▶ _GIVEN TASK_
Every record below is to be retyped exactly.

▶ _DATA EXCERPTS_
^^^^^^^^

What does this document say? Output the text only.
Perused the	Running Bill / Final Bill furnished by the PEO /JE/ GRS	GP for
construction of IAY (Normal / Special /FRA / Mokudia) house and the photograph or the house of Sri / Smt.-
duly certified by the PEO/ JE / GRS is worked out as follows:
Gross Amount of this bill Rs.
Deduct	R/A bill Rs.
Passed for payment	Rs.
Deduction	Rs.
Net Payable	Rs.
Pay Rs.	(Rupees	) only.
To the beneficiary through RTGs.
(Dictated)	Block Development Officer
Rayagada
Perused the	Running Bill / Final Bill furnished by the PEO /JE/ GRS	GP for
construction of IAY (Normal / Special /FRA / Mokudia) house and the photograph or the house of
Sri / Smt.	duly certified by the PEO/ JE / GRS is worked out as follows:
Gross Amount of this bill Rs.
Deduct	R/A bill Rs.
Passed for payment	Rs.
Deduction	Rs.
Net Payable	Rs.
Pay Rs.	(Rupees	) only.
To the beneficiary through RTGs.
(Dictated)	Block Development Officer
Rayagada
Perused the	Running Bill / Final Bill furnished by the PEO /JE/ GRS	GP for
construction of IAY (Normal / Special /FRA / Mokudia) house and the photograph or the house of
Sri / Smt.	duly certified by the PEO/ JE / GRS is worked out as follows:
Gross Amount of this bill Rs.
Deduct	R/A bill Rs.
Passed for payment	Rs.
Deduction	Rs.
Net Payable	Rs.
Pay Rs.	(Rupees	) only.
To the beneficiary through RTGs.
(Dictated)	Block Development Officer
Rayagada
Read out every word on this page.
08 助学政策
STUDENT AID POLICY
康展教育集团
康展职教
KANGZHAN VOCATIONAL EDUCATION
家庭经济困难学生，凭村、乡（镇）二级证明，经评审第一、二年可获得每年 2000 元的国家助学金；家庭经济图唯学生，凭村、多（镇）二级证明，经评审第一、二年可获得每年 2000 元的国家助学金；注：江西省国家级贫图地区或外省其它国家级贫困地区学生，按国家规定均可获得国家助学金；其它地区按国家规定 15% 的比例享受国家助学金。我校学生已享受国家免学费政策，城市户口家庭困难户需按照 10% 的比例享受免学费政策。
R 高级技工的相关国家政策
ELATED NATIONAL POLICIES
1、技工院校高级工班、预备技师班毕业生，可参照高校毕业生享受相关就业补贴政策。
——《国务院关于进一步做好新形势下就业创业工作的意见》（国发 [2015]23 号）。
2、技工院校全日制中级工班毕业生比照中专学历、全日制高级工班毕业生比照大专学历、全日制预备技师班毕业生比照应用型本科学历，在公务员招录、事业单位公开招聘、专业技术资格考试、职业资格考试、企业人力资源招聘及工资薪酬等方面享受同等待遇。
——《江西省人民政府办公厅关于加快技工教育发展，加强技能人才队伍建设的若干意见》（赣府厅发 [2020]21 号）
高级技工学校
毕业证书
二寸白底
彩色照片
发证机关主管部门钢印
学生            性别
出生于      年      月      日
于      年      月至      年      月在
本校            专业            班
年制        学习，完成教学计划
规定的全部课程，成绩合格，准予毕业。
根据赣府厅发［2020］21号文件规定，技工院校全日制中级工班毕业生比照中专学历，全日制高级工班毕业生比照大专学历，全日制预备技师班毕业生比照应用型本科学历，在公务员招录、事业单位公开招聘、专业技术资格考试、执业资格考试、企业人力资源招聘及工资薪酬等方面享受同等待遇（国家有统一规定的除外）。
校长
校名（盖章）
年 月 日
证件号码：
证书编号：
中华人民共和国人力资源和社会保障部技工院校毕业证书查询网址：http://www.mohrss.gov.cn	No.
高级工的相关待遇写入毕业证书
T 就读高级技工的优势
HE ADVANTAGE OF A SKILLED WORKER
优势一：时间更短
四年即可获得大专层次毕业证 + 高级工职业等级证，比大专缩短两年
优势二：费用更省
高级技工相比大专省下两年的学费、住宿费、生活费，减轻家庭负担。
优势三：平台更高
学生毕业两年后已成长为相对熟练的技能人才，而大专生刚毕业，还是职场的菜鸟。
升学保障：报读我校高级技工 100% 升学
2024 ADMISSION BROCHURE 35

^^^^^^^^

▶ _FINISHED TASK_
What does this document say? Output the text only.
Perused the	Running Bill / Final Bill furnished by the PEO /JE/ GRS	GP for
construction of IAY (Normal / Special /FRA / Mokudia) house and the photograph or the house of Sri / Smt.-
duly certified by the PEO/ JE / GRS is worked out as follows:
Gross Amount of this bill Rs.
Deduct	R/A bill Rs.
Passed for payment	Rs.
Deduction	Rs.
Net Payable	Rs.
Pay Rs.	(Rupees	) only.
To the beneficiary through RTGs.
(Dictated)	Block Development Officer
Rayagada
Perused the	Running Bill / Final Bill furnished by the PEO /JE/ GRS	GP for
construction of IAY (Normal / Special /FRA / Mokudia) house and the photograph or the house of
Sri / Smt.	duly certified by the PEO/ JE / GRS is worked out as follows:
Gross Amount of this bill Rs.
Deduct	R/A bill Rs.
Passed for payment	Rs.
Deduction	Rs.
Net Payable	Rs.
Pay Rs.	(Rupees	) only.
To the beneficiary through RTGs.
(Dictated)	Block Development Officer
Rayagada
Perused the	Running Bill / Final Bill furnished by the PEO /JE/ GRS	GP for
construction of IAY (Normal / Special /FRA / Mokudia) house and the photograph or the house of
Sri / Smt.	duly certified by the PEO/ JE / GRS is worked out as follows:
Gross Amount of this bill Rs.
Deduct	R/A bill Rs.
Passed for payment	Rs.
Deduction	Rs.
Net Payable	Rs.
Pay Rs.	(Rupees	) only.
To the beneficiary through RTGs.
(Dictated)	Block Development Officer
Rayagada
Read out every word on this page.
08 助学政策
STUDENT AID POLICY
康展教育集团
康展职教
KANGZHAN VOCATIONAL EDUCATION
家庭经济困难学生，凭村、乡（镇）二级证明，经评审第一、二年可获得每年 2000 元的国家助学金；家庭经济图唯学生，凭村、多（镇）二级证明，经评审第一、二年可获得每年 2000 元的国家助学金；注：江西省国家级贫图地区或外省其它国家级贫困地区学生，按国家规定均可获得国家助学金；其它地区按国家规定 15% 的比例享受国家助学金。我校学生已享受国家免学费政策，城市户口家庭困难户需按照 10% 的比例享受免学费政策。
R 高级技工的相关国家政策
ELATED NATIONAL POLICIES
1、技工院校高级工班、预备技师班毕业生，可参照高校毕业生享受相关就业补贴政策。
——《国务院关于进一步做好新形势下就业创业工作的意见》（国发 [2015]23 号）。
2、技工院校全日制中级工班毕业生比照中专学历、全日制高级工班毕业生比照大专学历、全日制预备技师班毕业生比照应用型本科学历，在公务员招录、事业单位公开招聘、专业技术资格考试、职业资格考试、企业人力资源招聘及工资薪酬等方面享受同等待遇。
——《江西省人民政府办公厅关于加快技工教育发展，加强技能人才队伍建设的若干意见》（赣府厅发 [2020]21 号）
高级技工学校
毕业证书
二寸白底
彩色照片
发证机关主管部门钢印
学生            性别
出生于      年      月      日
于      年      月至      年      月在
本校            专业            班
年制        学习，完成教学计划
规定的全部课程，成绩合格，准予毕业。
根据赣府厅发［2020］21号文件规定，技工院校全日制中级工班毕业生比照中专学历，全日制高级工班毕业生比照大专学历，全日制预备技师班毕业生比照应用型本科学历，在公务员招录、事业单位公开招聘、专业技术资格考试、执业资格考试、企业人力资源招聘及工资薪酬等方面享受同等待遇（国家有统一规定的除外）。
校长
校名（盖章）
年 月 日
证件号码：
证书编号：
中华人民共和国人力资源和社会保障部技工院校毕业证书查询网址：http://www.mohrss.gov.cn	No.
高级工的相关待遇写入毕业证书
T 就读高级技工的优势
HE ADVANTAGE OF A SKILLED WORKER
优势一：时间更短
四年即可获得大专层次毕业证 + 高级工职业等级证，比大专缩短两年
优势二：费用更省
高级技工相比大专省下两年的学费、住宿费、生活费，减轻家庭负担。
优势三：平台更高
学生毕业两年后已成长为相对熟练的技能人才，而大专生刚毕业，还是职场的菜鸟。
升学保障：报读我校高级技工 100% 升学
2024 ADMISSION BROCHURE 35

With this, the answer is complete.